**Problem:** Retype each line of the material exactly, please, skipping any picture in it.

Collected data:
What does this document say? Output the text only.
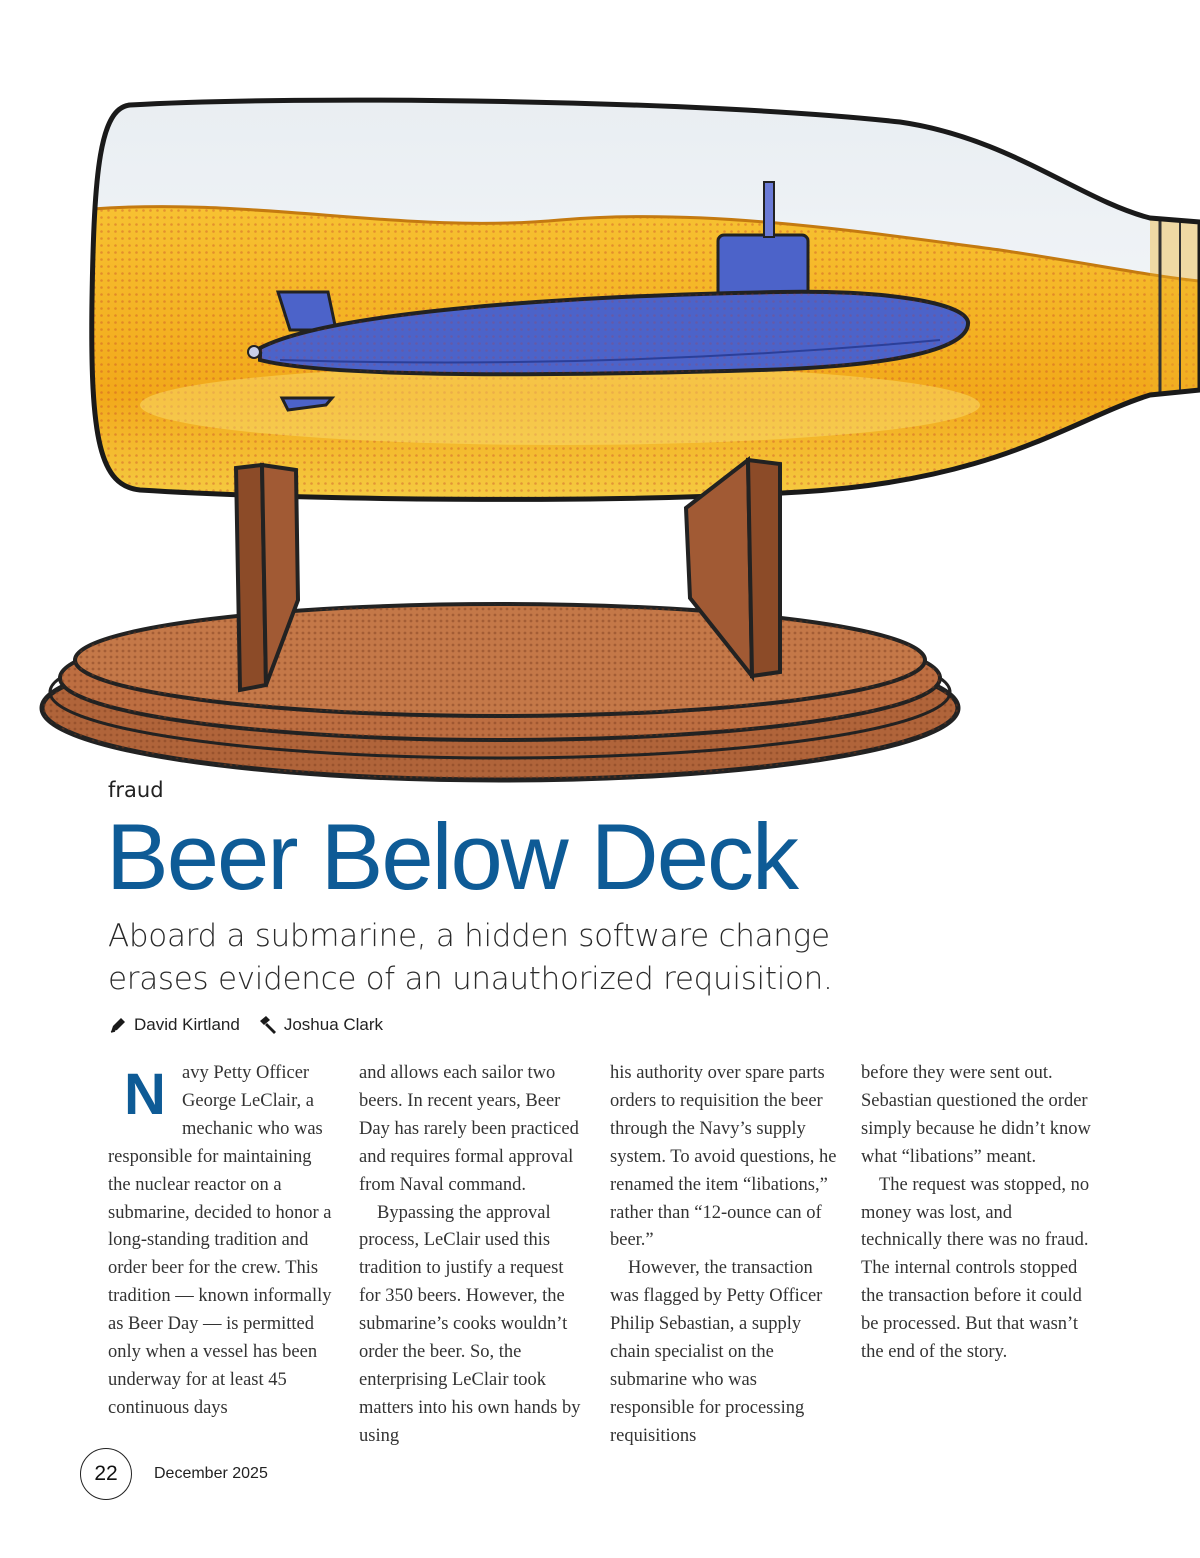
fraud
Beer Below Deck
Aboard a submarine, a hidden software change erases evidence of an unauthorized requisition.
David Kirtland	Joshua Clark
N avy Petty Officer George LeClair, a mechanic who was responsible for maintaining the nuclear reactor on a submarine, decided to honor a long-standing tradition and order beer for the crew. This tradition — known informally as Beer Day — is permitted only when a vessel has been underway for at least 45 continuous days

and allows each sailor two beers. In recent years, Beer Day has rarely been practiced and requires formal approval from Naval command.

Bypassing the approval process, LeClair used this tradition to justify a request for 350 beers. However, the submarine’s cooks wouldn’t order the beer. So, the enterprising LeClair took matters into his own hands by using

his authority over spare parts orders to requisition the beer through the Navy’s supply system. To avoid questions, he renamed the item “libations,” rather than “12-ounce can of beer.”

However, the transaction was flagged by Petty Officer Philip Sebastian, a supply chain specialist on the submarine who was responsible for processing requisitions

before they were sent out. Sebastian questioned the order simply because he didn’t know what “libations” meant.

The request was stopped, no money was lost, and technically there was no fraud. The internal controls stopped the transaction before it could be processed. But that wasn’t the end of the story.

22	December 2025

**Exercise answer:**
What does this document say? Output the text only.
fraud
Beer Below Deck
Aboard a submarine, a hidden software change erases evidence of an unauthorized requisition.
David Kirtland	Joshua Clark
N avy Petty Officer George LeClair, a mechanic who was responsible for maintaining the nuclear reactor on a submarine, decided to honor a long-standing tradition and order beer for the crew. This tradition — known informally as Beer Day — is permitted only when a vessel has been underway for at least 45 continuous days

and allows each sailor two beers. In recent years, Beer Day has rarely been practiced and requires formal approval from Naval command.

Bypassing the approval process, LeClair used this tradition to justify a request for 350 beers. However, the submarine’s cooks wouldn’t order the beer. So, the enterprising LeClair took matters into his own hands by using

his authority over spare parts orders to requisition the beer through the Navy’s supply system. To avoid questions, he renamed the item “libations,” rather than “12-ounce can of beer.”

However, the transaction was flagged by Petty Officer Philip Sebastian, a supply chain specialist on the submarine who was responsible for processing requisitions

before they were sent out. Sebastian questioned the order simply because he didn’t know what “libations” meant.

The request was stopped, no money was lost, and technically there was no fraud. The internal controls stopped the transaction before it could be processed. But that wasn’t the end of the story.

22	December 2025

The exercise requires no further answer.